Brief:
From the listing below, copy every line with the word "Customer".

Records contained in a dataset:
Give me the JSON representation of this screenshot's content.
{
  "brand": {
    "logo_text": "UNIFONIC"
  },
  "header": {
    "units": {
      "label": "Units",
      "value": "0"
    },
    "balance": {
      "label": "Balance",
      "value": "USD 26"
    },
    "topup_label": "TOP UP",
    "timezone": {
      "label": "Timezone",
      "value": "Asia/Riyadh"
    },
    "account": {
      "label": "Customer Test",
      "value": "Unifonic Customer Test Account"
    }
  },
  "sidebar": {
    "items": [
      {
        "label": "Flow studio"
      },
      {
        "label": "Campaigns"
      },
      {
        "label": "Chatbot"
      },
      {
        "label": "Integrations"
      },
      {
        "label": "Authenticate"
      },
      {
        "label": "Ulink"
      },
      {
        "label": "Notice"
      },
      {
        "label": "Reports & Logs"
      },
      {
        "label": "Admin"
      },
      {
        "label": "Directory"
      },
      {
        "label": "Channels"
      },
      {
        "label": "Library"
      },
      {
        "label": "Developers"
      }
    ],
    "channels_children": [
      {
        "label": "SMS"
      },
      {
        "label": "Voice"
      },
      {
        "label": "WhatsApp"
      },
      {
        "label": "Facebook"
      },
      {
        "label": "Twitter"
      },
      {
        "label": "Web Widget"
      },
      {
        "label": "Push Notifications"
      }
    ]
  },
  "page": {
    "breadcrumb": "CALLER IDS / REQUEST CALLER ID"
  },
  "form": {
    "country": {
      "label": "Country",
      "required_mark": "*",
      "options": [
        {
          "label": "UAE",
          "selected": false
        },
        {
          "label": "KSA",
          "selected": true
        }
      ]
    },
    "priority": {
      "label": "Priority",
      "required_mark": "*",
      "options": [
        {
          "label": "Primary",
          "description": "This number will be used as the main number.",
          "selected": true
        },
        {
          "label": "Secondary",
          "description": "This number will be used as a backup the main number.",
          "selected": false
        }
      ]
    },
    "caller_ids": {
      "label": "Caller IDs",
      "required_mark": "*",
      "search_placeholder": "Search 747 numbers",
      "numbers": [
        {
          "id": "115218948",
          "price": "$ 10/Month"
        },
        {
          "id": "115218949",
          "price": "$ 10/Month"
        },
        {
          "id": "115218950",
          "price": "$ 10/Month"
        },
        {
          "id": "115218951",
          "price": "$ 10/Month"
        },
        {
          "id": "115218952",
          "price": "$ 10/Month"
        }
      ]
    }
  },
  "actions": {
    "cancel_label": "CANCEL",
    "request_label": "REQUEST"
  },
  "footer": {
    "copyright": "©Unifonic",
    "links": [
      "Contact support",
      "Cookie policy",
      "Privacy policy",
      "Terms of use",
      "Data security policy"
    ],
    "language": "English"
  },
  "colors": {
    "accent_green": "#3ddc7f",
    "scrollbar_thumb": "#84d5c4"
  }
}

Problem solution:
      "label": "Customer Test",
      "value": "Unifonic Customer Test Account"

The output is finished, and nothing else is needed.